Review the listing and copy each line that holds the word "from".

------ PROVIDED MATERIAL

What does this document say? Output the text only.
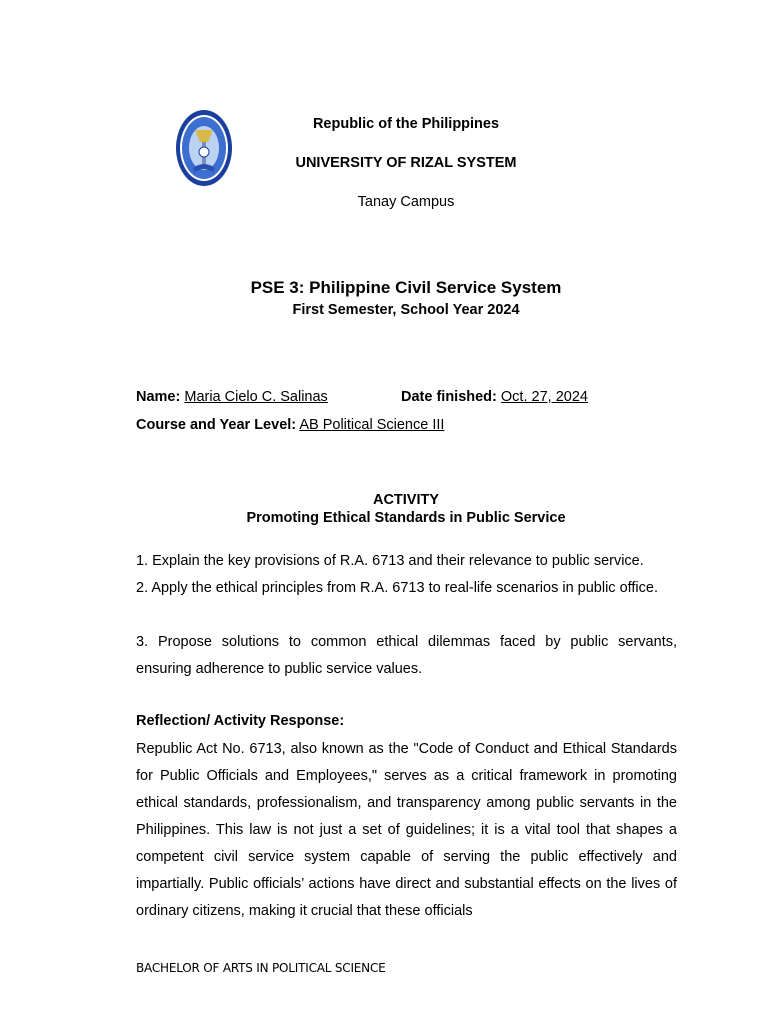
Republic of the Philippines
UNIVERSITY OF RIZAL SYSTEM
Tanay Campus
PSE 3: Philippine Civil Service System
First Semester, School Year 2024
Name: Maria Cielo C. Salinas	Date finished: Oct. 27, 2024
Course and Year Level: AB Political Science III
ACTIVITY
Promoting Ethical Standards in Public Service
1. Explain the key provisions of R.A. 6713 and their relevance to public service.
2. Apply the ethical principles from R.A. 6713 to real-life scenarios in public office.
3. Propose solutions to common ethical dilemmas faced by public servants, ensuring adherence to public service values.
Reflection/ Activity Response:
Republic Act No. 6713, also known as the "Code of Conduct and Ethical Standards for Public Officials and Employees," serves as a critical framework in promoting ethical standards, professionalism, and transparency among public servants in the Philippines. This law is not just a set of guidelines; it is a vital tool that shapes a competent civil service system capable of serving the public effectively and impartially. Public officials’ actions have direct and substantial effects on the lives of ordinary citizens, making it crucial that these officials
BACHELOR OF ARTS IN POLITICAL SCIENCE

------------
------ PROVIDED MATERIAL

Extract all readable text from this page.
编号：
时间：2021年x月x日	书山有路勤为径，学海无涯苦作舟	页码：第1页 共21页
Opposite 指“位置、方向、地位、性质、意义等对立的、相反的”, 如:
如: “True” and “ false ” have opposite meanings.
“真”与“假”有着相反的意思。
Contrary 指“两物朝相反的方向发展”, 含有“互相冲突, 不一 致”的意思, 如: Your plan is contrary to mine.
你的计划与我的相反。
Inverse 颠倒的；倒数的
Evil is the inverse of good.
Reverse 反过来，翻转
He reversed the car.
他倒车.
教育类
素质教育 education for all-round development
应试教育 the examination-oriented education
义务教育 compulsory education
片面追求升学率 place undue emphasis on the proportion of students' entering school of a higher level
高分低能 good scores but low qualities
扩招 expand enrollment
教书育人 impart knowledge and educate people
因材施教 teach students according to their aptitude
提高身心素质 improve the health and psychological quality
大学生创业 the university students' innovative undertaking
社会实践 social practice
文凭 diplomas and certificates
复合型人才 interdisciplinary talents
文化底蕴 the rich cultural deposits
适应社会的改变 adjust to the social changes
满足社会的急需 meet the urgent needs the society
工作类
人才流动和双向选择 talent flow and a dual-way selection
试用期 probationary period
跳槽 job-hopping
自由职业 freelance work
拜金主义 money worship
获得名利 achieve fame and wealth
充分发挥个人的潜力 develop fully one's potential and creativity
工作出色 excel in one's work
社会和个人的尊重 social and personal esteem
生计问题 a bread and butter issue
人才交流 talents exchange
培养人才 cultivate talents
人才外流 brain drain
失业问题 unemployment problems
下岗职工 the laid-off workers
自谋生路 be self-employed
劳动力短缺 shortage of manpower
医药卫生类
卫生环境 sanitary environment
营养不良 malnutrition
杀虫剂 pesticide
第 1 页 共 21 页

------------

* _TASK RESPONSE_
2. Apply the ethical principles from R.A. 6713 to real-life scenarios in public office.
Extract all readable text from this page.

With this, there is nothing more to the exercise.